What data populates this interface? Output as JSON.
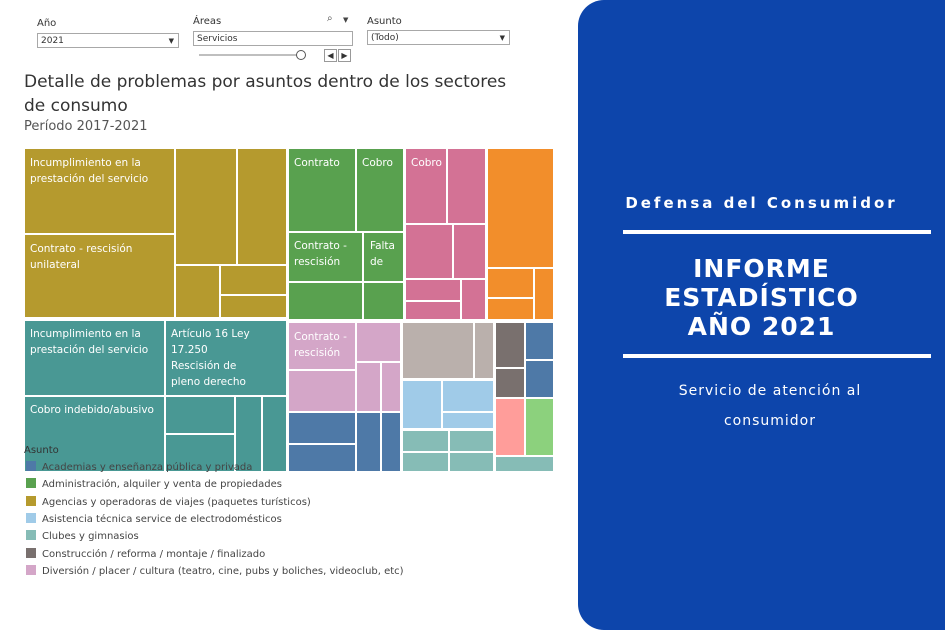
{
  "filters": {
    "year": {
      "label": "Año",
      "value": "2021"
    },
    "areas": {
      "label": "Áreas",
      "value": "Servicios"
    },
    "topic": {
      "label": "Asunto",
      "value": "(Todo)"
    }
  },
  "dashboard": {
    "title": "Detalle de problemas por asuntos dentro de los sectores de consumo",
    "subtitle": "Período 2017-2021"
  },
  "chart_data": {
    "type": "treemap",
    "labels": {
      "incumplimiento_1": "Incumplimiento en la prestación del servicio",
      "contrato_rescision_unilateral": "Contrato - rescisión unilateral",
      "incumplimiento_2": "Incumplimiento en la prestación del servicio",
      "articulo_16": "Artículo 16 Ley 17.250 Rescisión de pleno derecho",
      "cobro_indebido": "Cobro indebido/abusivo",
      "contrato": "Contrato",
      "cobro_green": "Cobro",
      "contrato_rescision": "Contrato - rescisión",
      "falta_de": "Falta de",
      "cobro_pink": "Cobro",
      "contrato_rescision_lilac": "Contrato - rescisión"
    },
    "legend_title": "Asunto",
    "legend": [
      {
        "label": "Academias y enseñanza pública y privada",
        "color": "#4e79a7"
      },
      {
        "label": "Administración, alquiler y venta de propiedades",
        "color": "#59a14f"
      },
      {
        "label": "Agencias y operadoras de viajes (paquetes turísticos)",
        "color": "#b59a2e"
      },
      {
        "label": "Asistencia técnica service de electrodomésticos",
        "color": "#a0cbe8"
      },
      {
        "label": "Clubes y gimnasios",
        "color": "#86bcb6"
      },
      {
        "label": "Construcción / reforma / montaje / finalizado",
        "color": "#79706e"
      },
      {
        "label": "Diversión / placer / cultura (teatro, cine, pubs y boliches, videoclub, etc)",
        "color": "#d4a6c8"
      }
    ]
  },
  "cover": {
    "organization": "Defensa del Consumidor",
    "title_lines": [
      "INFORME",
      "ESTADÍSTICO",
      "AÑO 2021"
    ],
    "subtitle": "Servicio de atención al consumidor"
  }
}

+===+

→ **GIVEN PROBLEM**
Write out all the entries exactly, except for the pictures.

→ **TASK RESPONSE**
What data populates this interface? Output as JSON.
{
  "filters": {
    "year": {
      "label": "Año",
      "value": "2021"
    },
    "areas": {
      "label": "Áreas",
      "value": "Servicios"
    },
    "topic": {
      "label": "Asunto",
      "value": "(Todo)"
    }
  },
  "dashboard": {
    "title": "Detalle de problemas por asuntos dentro de los sectores de consumo",
    "subtitle": "Período 2017-2021"
  },
  "chart_data": {
    "type": "treemap",
    "labels": {
      "incumplimiento_1": "Incumplimiento en la prestación del servicio",
      "contrato_rescision_unilateral": "Contrato - rescisión unilateral",
      "incumplimiento_2": "Incumplimiento en la prestación del servicio",
      "articulo_16": "Artículo 16 Ley 17.250 Rescisión de pleno derecho",
      "cobro_indebido": "Cobro indebido/abusivo",
      "contrato": "Contrato",
      "cobro_green": "Cobro",
      "contrato_rescision": "Contrato - rescisión",
      "falta_de": "Falta de",
      "cobro_pink": "Cobro",
      "contrato_rescision_lilac": "Contrato - rescisión"
    },
    "legend_title": "Asunto",
    "legend": [
      {
        "label": "Academias y enseñanza pública y privada",
        "color": "#4e79a7"
      },
      {
        "label": "Administración, alquiler y venta de propiedades",
        "color": "#59a14f"
      },
      {
        "label": "Agencias y operadoras de viajes (paquetes turísticos)",
        "color": "#b59a2e"
      },
      {
        "label": "Asistencia técnica service de electrodomésticos",
        "color": "#a0cbe8"
      },
      {
        "label": "Clubes y gimnasios",
        "color": "#86bcb6"
      },
      {
        "label": "Construcción / reforma / montaje / finalizado",
        "color": "#79706e"
      },
      {
        "label": "Diversión / placer / cultura (teatro, cine, pubs y boliches, videoclub, etc)",
        "color": "#d4a6c8"
      }
    ]
  },
  "cover": {
    "organization": "Defensa del Consumidor",
    "title_lines": [
      "INFORME",
      "ESTADÍSTICO",
      "AÑO 2021"
    ],
    "subtitle": "Servicio de atención al consumidor"
  }
}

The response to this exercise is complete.